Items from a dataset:
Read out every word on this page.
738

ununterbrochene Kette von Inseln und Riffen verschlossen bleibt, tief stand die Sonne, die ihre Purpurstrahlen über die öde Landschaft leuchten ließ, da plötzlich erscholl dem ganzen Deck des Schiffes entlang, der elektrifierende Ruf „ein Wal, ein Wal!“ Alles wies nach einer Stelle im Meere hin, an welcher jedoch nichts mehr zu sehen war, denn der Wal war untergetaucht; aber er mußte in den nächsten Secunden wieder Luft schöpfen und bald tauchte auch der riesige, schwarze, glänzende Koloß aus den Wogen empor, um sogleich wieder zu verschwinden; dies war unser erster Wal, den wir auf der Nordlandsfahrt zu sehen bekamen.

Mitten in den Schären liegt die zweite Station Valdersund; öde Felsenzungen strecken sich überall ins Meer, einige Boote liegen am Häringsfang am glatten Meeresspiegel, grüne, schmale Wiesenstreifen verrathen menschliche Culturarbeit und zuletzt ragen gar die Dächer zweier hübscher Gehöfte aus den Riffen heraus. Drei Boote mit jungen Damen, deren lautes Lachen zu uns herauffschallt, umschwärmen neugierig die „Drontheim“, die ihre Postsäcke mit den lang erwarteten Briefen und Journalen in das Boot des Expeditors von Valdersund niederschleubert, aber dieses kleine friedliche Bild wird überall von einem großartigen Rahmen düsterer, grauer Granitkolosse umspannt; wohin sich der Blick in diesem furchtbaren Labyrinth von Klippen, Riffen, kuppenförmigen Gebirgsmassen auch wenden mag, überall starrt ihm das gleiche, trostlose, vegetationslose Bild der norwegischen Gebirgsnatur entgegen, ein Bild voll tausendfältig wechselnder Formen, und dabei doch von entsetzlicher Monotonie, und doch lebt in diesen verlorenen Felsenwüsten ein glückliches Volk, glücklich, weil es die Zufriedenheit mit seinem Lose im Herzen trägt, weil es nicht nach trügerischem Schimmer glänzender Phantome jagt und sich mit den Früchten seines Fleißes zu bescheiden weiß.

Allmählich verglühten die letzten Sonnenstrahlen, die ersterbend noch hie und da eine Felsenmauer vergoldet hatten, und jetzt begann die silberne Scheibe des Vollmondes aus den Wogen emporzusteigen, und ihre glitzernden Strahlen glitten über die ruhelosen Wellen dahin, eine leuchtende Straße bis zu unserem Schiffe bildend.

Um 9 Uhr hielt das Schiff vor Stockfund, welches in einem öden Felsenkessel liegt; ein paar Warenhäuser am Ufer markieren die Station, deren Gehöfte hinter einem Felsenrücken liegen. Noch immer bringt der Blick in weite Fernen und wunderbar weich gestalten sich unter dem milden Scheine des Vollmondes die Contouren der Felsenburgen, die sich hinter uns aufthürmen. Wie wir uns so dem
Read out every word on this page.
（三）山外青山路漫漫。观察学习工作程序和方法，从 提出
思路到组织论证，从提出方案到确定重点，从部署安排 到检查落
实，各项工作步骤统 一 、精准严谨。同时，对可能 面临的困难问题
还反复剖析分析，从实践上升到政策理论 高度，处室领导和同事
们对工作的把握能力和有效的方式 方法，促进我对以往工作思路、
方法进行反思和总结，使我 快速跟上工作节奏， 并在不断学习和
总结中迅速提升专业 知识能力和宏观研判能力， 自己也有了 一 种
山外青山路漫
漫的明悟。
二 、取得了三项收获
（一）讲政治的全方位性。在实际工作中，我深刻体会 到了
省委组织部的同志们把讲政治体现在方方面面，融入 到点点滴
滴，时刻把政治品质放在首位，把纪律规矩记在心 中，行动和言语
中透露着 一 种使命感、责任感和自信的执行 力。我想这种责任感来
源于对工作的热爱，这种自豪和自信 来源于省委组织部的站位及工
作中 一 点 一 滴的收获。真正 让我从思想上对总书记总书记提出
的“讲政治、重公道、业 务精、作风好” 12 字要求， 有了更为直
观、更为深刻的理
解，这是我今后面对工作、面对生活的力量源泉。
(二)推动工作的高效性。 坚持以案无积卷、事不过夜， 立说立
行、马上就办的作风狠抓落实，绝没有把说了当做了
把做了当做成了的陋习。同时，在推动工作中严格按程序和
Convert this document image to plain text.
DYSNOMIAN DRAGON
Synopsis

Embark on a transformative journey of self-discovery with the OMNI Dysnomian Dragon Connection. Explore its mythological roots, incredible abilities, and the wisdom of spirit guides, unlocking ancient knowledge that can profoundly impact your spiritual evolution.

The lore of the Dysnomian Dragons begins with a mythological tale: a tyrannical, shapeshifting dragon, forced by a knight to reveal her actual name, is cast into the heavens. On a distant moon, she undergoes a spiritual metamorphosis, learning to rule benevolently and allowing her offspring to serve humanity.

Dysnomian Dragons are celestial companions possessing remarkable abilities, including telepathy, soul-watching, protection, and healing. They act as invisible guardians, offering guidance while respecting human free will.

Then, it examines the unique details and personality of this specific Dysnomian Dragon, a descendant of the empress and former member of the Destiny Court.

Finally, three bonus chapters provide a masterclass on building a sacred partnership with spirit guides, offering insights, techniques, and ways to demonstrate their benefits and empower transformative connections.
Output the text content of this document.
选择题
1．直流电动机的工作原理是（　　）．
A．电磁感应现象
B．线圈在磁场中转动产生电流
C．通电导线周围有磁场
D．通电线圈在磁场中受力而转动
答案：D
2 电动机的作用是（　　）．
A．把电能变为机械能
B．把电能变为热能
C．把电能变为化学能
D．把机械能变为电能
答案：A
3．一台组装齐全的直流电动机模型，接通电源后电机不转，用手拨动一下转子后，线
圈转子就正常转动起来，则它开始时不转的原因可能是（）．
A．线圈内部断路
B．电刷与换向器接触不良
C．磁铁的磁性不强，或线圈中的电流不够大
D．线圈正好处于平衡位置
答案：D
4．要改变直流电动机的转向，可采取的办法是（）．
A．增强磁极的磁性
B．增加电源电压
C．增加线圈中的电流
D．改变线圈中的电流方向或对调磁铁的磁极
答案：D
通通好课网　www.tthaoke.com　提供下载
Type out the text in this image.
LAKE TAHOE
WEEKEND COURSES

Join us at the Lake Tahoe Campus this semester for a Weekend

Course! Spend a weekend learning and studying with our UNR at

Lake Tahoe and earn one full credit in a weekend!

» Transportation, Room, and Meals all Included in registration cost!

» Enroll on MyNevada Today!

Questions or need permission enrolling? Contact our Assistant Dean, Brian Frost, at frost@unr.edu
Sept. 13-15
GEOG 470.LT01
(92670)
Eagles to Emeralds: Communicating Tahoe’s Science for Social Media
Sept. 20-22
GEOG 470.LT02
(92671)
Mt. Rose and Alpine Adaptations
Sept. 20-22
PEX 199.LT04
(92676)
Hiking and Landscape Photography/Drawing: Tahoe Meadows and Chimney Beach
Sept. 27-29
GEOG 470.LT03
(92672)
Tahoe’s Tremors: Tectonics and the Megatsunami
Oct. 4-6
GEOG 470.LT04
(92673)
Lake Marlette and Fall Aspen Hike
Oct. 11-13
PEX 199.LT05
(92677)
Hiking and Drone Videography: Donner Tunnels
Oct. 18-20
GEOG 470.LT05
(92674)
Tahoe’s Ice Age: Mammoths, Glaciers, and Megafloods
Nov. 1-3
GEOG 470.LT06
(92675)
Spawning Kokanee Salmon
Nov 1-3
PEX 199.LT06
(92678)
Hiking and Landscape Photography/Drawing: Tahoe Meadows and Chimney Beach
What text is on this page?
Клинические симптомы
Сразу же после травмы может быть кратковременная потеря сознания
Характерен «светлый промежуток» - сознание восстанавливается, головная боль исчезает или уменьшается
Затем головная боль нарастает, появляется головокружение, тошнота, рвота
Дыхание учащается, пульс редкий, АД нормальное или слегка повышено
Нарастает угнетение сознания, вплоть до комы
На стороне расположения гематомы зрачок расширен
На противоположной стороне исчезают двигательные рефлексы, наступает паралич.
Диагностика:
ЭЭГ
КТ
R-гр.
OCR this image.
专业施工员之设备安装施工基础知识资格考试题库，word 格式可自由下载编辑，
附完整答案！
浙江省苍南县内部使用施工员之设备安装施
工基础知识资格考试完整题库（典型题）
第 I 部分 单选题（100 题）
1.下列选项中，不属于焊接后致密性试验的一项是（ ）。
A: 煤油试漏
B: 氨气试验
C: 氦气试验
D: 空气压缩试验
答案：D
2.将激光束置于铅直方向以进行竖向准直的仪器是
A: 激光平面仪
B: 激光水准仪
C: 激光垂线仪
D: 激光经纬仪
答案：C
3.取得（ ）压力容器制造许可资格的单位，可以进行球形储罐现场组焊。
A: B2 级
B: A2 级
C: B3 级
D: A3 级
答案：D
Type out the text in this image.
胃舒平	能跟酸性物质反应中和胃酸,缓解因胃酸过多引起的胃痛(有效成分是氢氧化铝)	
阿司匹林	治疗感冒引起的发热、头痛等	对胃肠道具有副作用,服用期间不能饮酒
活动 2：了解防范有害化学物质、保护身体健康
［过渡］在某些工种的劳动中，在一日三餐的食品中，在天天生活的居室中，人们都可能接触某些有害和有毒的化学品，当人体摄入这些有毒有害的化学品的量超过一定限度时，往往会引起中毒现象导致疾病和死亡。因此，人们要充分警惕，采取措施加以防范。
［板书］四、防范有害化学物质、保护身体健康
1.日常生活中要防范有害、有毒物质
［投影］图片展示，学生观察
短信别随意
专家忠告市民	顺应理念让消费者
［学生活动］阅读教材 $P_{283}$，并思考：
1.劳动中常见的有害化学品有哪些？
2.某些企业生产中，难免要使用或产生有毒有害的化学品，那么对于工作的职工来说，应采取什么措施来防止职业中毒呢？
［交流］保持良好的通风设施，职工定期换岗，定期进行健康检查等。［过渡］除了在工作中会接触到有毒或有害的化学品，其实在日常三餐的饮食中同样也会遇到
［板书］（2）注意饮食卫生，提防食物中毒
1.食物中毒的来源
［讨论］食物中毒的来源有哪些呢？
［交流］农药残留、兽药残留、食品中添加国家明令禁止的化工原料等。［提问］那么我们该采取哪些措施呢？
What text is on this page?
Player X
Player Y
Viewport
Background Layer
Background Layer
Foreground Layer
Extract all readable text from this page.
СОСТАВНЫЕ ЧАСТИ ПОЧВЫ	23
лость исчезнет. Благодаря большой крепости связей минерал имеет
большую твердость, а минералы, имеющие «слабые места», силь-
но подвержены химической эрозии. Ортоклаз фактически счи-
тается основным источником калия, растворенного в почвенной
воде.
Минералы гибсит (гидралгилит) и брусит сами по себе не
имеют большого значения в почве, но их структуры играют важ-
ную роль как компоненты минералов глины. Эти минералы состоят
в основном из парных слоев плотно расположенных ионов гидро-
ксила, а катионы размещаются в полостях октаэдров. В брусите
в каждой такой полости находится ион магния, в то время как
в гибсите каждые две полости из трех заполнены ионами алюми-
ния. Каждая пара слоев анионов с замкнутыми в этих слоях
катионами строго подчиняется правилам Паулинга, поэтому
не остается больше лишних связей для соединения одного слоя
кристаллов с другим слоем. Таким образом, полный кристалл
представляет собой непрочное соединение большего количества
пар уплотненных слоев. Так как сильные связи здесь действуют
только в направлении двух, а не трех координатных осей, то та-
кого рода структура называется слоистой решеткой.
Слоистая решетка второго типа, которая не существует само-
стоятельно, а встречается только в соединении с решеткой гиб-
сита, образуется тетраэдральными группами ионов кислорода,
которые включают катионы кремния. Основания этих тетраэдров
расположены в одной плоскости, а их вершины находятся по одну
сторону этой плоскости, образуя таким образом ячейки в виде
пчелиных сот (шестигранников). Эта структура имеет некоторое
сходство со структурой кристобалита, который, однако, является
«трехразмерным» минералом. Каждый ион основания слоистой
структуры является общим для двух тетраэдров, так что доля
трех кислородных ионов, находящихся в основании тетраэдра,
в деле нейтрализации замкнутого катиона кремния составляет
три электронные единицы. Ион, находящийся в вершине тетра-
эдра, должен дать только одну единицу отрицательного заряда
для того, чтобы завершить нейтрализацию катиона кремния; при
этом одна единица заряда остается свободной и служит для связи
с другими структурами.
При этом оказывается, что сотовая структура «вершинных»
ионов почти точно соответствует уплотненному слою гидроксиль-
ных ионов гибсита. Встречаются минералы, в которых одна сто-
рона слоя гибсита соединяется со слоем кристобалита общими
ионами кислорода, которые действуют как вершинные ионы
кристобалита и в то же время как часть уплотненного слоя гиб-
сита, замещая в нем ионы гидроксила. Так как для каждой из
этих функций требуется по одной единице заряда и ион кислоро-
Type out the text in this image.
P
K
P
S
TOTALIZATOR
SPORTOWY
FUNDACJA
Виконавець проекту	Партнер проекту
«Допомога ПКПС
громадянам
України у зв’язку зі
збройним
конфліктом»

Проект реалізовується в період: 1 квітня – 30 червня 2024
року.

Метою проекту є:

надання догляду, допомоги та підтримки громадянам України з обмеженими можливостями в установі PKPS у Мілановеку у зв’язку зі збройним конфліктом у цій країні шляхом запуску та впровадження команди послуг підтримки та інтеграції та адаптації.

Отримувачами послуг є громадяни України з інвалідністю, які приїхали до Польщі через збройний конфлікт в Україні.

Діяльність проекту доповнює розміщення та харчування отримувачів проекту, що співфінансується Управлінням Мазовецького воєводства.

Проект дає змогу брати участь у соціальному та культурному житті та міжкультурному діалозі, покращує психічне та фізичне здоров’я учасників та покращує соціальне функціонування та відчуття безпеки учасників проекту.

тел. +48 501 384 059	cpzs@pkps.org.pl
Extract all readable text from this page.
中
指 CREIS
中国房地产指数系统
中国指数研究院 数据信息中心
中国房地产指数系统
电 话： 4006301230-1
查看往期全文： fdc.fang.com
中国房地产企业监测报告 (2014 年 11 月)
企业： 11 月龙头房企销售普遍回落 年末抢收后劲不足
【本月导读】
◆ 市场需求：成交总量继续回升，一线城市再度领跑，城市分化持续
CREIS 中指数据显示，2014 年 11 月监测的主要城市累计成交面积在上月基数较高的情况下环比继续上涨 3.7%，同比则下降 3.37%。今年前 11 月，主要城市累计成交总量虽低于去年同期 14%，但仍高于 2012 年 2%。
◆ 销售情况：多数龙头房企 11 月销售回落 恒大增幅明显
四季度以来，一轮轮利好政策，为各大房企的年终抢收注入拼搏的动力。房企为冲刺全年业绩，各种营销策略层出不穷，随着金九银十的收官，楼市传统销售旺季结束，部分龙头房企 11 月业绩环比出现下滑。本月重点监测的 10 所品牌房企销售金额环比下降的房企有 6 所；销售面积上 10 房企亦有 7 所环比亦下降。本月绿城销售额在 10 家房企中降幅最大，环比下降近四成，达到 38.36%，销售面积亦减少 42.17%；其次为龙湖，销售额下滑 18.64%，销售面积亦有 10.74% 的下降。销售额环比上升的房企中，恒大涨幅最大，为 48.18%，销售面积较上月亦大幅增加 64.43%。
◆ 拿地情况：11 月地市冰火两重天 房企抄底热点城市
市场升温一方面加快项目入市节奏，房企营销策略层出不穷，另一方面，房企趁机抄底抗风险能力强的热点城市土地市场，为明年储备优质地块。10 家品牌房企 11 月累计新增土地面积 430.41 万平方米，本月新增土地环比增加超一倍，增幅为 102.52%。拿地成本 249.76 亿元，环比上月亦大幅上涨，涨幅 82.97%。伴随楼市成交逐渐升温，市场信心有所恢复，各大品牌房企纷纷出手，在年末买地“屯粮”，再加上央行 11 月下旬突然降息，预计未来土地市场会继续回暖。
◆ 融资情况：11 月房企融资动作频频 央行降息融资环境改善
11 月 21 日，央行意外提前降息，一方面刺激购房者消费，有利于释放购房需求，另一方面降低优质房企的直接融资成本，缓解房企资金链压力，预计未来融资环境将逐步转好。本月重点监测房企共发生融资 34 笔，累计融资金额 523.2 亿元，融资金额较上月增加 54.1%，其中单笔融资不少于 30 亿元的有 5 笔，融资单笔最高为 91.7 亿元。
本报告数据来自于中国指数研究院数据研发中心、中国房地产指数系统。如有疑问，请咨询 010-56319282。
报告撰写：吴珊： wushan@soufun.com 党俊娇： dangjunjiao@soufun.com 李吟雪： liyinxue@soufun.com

Aim of the task: Show the lines of the records that contain the word "Sept".

Full solution:
Sept. 13-15
Sept. 20-22
Sept. 20-22
Sept. 27-29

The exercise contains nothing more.